_Problem to solve_
Select all lines in the records that include "label".

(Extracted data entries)
☆ ☆ ☆ ☆ ☆

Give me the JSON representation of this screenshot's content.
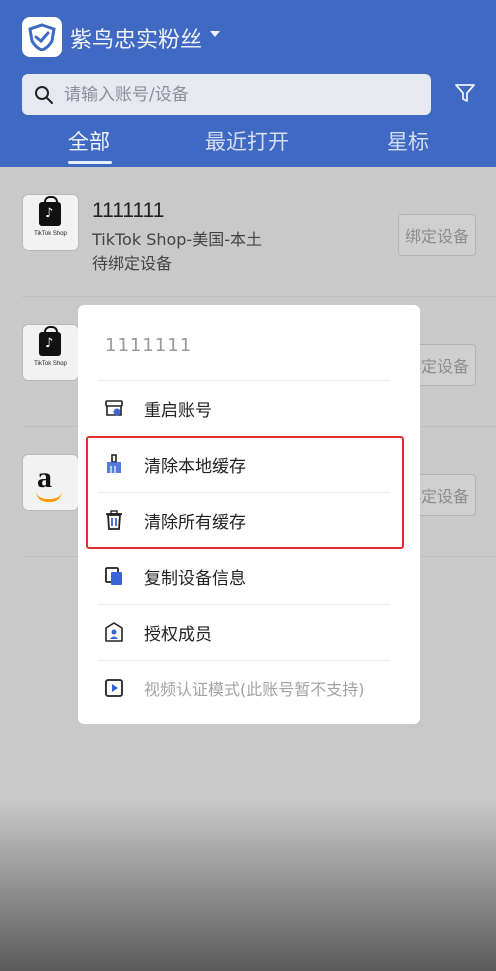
{
  "header": {
    "app_title": "紫鸟忠实粉丝",
    "search_placeholder": "请输入账号/设备",
    "tabs": [
      {
        "label": "全部",
        "active": true
      },
      {
        "label": "最近打开",
        "active": false
      },
      {
        "label": "星标",
        "active": false
      }
    ]
  },
  "accounts": [
    {
      "icon": "tiktok-shop-icon",
      "icon_text": "TikTok Shop",
      "name": "1111111",
      "platform": "TikTok Shop-美国-本土",
      "status": "待绑定设备",
      "action": "绑定设备"
    },
    {
      "icon": "tiktok-shop-icon",
      "icon_text": "TikTok Shop",
      "action": "绑定设备"
    },
    {
      "icon": "amazon-icon",
      "icon_text": "a",
      "action": "绑定设备"
    }
  ],
  "menu": {
    "title": "1111111",
    "items": [
      {
        "label": "重启账号",
        "icon": "shop-restart-icon"
      },
      {
        "label": "清除本地缓存",
        "icon": "broom-icon"
      },
      {
        "label": "清除所有缓存",
        "icon": "trash-icon"
      },
      {
        "label": "复制设备信息",
        "icon": "copy-icon"
      },
      {
        "label": "授权成员",
        "icon": "authorize-member-icon"
      },
      {
        "label": "视频认证模式(此账号暂不支持)",
        "icon": "video-auth-icon",
        "disabled": true
      }
    ]
  },
  "colors": {
    "header": "#3f69c2",
    "accent": "#3a63d8",
    "highlight": "#e03030"
  }
}
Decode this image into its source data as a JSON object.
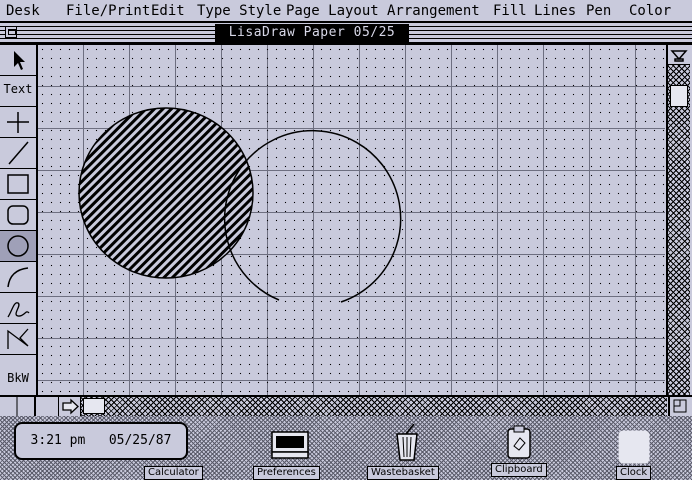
{
  "menubar": {
    "items": [
      "Desk",
      "File/Print",
      "Edit",
      "Type Style",
      "Page Layout",
      "Arrangement",
      "Fill",
      "Lines",
      "Pen",
      "Color"
    ]
  },
  "window": {
    "title": "LisaDraw Paper 05/25"
  },
  "toolbox": {
    "text_tool": "Text",
    "bkw_tool": "BkW"
  },
  "clock": {
    "time": "3:21 pm",
    "date": "05/25/87"
  },
  "desktop_icons": {
    "calculator": "Calculator",
    "preferences": "Preferences",
    "wastebasket": "Wastebasket",
    "clipboard": "Clipboard",
    "clock": "Clock"
  }
}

☆ ☆ ☆ ☆ ☆

_Correct result_
        "label": "全部",
        "label": "最近打开",
        "label": "星标",
        "label": "重启账号",
        "label": "清除本地缓存",
        "label": "清除所有缓存",
        "label": "复制设备信息",
        "label": "授权成员",
        "label": "视频认证模式(此账号暂不支持)",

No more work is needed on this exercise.